● **GOAL OF THE EXERCISE**
Go through the entries below, tally each line with the string "USDJPY", and give the final number by itself.

● **MATERIAL FOR THIS TASK**
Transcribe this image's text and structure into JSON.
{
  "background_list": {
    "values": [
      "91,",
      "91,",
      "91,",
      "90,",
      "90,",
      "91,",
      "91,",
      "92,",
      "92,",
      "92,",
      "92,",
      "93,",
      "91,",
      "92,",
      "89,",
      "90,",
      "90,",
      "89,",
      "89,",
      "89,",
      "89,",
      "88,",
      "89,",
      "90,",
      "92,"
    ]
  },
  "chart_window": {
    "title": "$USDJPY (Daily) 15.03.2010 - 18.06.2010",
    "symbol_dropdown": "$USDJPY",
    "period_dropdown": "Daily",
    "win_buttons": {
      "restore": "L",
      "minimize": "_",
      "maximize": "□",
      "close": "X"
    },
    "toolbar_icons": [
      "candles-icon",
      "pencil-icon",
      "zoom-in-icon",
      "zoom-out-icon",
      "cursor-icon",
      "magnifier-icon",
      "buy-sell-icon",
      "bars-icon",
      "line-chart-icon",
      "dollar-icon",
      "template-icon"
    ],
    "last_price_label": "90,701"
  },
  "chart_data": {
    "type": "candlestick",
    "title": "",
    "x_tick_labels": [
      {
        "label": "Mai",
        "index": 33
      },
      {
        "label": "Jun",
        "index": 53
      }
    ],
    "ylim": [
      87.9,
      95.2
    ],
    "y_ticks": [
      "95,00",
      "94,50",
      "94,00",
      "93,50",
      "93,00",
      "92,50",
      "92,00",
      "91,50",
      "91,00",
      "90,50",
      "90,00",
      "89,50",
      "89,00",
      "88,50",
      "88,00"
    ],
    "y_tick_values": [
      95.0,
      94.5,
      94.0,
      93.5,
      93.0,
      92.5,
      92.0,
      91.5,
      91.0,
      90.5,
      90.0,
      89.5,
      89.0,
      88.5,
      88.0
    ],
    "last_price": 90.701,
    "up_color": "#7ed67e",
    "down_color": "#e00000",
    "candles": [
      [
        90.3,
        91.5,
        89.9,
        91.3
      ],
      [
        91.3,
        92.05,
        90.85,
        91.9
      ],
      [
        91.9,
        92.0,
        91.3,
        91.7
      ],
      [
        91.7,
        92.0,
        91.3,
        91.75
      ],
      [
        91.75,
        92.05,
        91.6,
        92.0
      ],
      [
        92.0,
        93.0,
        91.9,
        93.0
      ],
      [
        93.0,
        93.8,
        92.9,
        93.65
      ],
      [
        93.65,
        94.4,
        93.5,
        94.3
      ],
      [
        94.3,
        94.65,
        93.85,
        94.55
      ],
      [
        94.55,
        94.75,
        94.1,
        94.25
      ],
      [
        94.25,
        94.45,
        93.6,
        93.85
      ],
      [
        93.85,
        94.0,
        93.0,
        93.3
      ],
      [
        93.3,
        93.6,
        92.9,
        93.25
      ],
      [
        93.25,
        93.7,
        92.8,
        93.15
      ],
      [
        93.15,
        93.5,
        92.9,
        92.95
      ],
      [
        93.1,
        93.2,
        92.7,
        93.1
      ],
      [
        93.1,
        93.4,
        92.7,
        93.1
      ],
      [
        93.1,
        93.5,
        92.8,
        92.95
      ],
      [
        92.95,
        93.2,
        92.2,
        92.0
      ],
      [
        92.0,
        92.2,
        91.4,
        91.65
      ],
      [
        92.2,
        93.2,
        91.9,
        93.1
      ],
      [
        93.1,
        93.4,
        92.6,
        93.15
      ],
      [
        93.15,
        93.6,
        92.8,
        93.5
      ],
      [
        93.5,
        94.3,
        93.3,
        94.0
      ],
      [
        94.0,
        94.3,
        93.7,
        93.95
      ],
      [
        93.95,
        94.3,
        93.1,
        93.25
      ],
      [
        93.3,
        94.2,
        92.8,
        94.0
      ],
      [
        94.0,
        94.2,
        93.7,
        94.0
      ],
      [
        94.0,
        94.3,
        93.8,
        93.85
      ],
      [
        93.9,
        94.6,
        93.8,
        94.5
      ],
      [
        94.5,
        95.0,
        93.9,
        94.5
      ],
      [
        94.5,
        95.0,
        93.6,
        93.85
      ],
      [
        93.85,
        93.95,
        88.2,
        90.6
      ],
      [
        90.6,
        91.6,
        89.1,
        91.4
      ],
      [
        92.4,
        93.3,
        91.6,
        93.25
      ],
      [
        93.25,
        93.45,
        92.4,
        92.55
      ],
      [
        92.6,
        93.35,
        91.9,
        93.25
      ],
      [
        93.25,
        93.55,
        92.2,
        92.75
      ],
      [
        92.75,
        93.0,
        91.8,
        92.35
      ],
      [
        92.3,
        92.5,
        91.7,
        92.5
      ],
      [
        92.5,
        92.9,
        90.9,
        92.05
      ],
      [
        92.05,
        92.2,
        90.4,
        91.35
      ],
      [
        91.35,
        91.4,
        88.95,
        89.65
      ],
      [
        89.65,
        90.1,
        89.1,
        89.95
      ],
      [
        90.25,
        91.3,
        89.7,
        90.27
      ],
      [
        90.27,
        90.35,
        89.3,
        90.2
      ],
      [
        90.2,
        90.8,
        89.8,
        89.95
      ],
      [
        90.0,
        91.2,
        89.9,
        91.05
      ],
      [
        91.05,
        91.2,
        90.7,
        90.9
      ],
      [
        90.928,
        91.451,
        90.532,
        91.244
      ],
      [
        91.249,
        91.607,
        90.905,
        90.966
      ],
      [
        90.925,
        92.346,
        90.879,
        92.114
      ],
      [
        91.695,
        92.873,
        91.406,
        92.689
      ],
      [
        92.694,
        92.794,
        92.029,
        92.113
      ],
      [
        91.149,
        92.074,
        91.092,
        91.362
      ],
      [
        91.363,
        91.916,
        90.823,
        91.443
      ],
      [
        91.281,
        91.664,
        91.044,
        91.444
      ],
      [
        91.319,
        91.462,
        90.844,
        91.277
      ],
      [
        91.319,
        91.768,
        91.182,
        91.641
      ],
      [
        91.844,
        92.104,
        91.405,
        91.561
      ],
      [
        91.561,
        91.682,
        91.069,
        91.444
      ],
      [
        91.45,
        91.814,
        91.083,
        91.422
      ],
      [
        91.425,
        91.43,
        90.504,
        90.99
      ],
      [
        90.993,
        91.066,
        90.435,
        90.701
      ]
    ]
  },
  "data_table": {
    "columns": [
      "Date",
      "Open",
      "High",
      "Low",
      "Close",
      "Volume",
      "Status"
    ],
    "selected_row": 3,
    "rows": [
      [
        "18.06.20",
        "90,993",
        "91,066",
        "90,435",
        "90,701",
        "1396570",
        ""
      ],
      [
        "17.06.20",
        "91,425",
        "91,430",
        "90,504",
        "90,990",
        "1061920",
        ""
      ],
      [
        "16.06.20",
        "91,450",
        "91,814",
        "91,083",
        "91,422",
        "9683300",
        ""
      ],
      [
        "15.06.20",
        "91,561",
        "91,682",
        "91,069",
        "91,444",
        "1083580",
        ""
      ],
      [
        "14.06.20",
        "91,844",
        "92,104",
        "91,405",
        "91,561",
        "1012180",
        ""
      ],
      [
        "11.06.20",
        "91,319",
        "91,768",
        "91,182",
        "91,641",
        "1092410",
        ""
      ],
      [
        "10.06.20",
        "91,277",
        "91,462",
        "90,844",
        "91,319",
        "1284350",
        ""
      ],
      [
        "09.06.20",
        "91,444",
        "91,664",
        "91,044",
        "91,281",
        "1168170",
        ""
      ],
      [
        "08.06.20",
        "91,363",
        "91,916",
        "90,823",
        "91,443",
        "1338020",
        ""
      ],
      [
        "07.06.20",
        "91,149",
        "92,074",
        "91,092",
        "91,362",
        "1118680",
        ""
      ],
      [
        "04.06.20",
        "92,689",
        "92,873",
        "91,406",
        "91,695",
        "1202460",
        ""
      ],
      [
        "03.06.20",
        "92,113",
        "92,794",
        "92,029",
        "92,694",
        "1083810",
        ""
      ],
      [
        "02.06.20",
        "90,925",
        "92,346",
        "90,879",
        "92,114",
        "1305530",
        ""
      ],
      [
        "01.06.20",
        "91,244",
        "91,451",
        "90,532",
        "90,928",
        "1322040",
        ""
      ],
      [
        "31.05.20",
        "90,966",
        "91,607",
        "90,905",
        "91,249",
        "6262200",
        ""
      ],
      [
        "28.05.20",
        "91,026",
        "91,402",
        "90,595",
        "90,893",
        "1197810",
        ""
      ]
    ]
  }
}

● **RESULT**
2